* _Instruction_: Give the material again in full, matching it exactly.

[Begin Record list]

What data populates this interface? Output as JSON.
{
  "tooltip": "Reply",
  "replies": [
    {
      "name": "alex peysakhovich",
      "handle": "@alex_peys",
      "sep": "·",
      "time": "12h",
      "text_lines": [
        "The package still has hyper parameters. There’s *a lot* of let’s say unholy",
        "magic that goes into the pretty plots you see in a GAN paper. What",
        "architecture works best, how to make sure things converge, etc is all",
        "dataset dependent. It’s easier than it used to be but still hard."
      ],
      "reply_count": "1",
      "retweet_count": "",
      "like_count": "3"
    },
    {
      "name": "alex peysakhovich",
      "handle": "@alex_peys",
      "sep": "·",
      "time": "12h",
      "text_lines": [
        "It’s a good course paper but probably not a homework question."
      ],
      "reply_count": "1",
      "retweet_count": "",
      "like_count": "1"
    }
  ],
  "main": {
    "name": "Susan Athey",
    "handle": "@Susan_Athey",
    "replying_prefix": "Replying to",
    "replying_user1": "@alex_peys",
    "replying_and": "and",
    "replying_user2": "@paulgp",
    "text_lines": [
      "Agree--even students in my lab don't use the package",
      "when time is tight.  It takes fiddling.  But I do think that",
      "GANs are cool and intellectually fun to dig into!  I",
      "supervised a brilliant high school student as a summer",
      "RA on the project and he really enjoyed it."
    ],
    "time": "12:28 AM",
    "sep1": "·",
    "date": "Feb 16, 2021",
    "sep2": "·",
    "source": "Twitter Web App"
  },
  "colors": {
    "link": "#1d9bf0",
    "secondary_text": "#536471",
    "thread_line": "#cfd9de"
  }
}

[End Record list]

* _Written response_:
What data populates this interface? Output as JSON.
{
  "tooltip": "Reply",
  "replies": [
    {
      "name": "alex peysakhovich",
      "handle": "@alex_peys",
      "sep": "·",
      "time": "12h",
      "text_lines": [
        "The package still has hyper parameters. There’s *a lot* of let’s say unholy",
        "magic that goes into the pretty plots you see in a GAN paper. What",
        "architecture works best, how to make sure things converge, etc is all",
        "dataset dependent. It’s easier than it used to be but still hard."
      ],
      "reply_count": "1",
      "retweet_count": "",
      "like_count": "3"
    },
    {
      "name": "alex peysakhovich",
      "handle": "@alex_peys",
      "sep": "·",
      "time": "12h",
      "text_lines": [
        "It’s a good course paper but probably not a homework question."
      ],
      "reply_count": "1",
      "retweet_count": "",
      "like_count": "1"
    }
  ],
  "main": {
    "name": "Susan Athey",
    "handle": "@Susan_Athey",
    "replying_prefix": "Replying to",
    "replying_user1": "@alex_peys",
    "replying_and": "and",
    "replying_user2": "@paulgp",
    "text_lines": [
      "Agree--even students in my lab don't use the package",
      "when time is tight.  It takes fiddling.  But I do think that",
      "GANs are cool and intellectually fun to dig into!  I",
      "supervised a brilliant high school student as a summer",
      "RA on the project and he really enjoyed it."
    ],
    "time": "12:28 AM",
    "sep1": "·",
    "date": "Feb 16, 2021",
    "sep2": "·",
    "source": "Twitter Web App"
  },
  "colors": {
    "link": "#1d9bf0",
    "secondary_text": "#536471",
    "thread_line": "#cfd9de"
  }
}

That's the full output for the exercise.